» Task details
Hunt for the word "المشروبات" across the entries below, copying each line that holds it.

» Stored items
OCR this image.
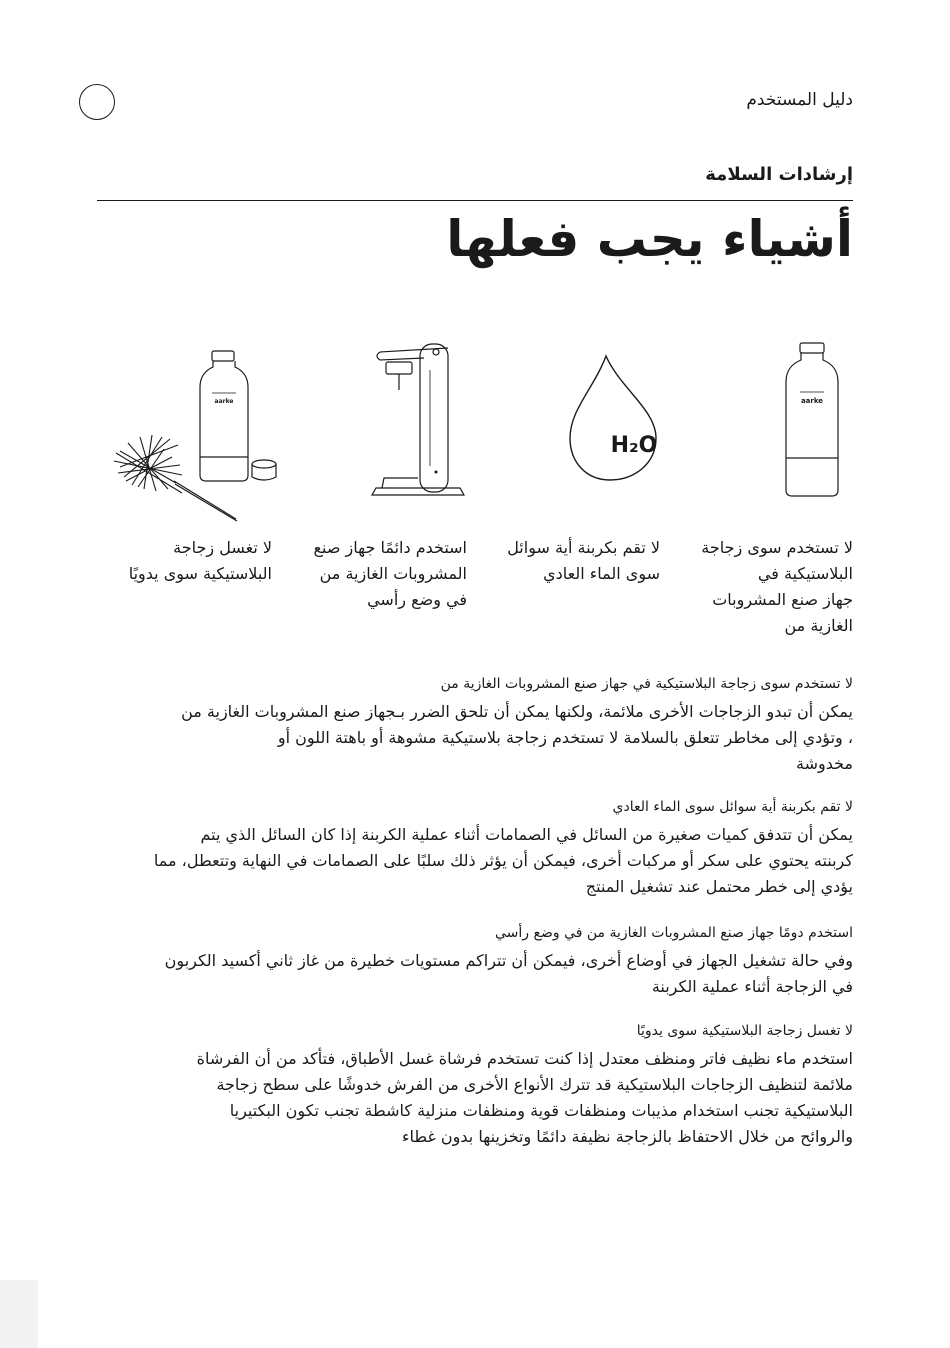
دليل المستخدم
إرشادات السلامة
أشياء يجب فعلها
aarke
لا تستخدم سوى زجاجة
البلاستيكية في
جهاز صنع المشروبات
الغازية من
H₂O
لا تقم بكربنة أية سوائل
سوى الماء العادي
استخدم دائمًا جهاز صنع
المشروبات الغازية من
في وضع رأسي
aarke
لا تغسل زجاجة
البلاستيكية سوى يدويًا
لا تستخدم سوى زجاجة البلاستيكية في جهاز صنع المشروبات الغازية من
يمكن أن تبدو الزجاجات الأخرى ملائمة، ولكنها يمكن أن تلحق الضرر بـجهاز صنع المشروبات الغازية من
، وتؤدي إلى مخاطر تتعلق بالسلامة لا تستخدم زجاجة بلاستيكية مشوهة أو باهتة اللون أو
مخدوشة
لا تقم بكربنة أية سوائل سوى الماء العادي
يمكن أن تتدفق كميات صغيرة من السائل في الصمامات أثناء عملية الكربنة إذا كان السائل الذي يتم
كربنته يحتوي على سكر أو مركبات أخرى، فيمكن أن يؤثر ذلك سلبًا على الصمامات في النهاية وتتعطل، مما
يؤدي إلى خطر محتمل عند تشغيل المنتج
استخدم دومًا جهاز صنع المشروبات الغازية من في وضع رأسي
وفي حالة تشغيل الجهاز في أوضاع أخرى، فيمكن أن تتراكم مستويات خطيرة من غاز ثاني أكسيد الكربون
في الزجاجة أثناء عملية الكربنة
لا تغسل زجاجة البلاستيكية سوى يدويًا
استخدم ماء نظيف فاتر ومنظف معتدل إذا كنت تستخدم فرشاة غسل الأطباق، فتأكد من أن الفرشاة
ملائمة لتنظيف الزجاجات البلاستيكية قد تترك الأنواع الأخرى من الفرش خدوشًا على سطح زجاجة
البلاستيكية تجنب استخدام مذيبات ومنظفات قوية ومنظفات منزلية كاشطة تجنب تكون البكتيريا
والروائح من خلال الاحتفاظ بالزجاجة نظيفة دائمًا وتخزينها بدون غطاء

» Exercise result
جهاز صنع المشروبات
المشروبات الغازية من
لا تستخدم سوى زجاجة البلاستيكية في جهاز صنع المشروبات الغازية من
يمكن أن تبدو الزجاجات الأخرى ملائمة، ولكنها يمكن أن تلحق الضرر بـجهاز صنع المشروبات الغازية من
استخدم دومًا جهاز صنع المشروبات الغازية من في وضع رأسي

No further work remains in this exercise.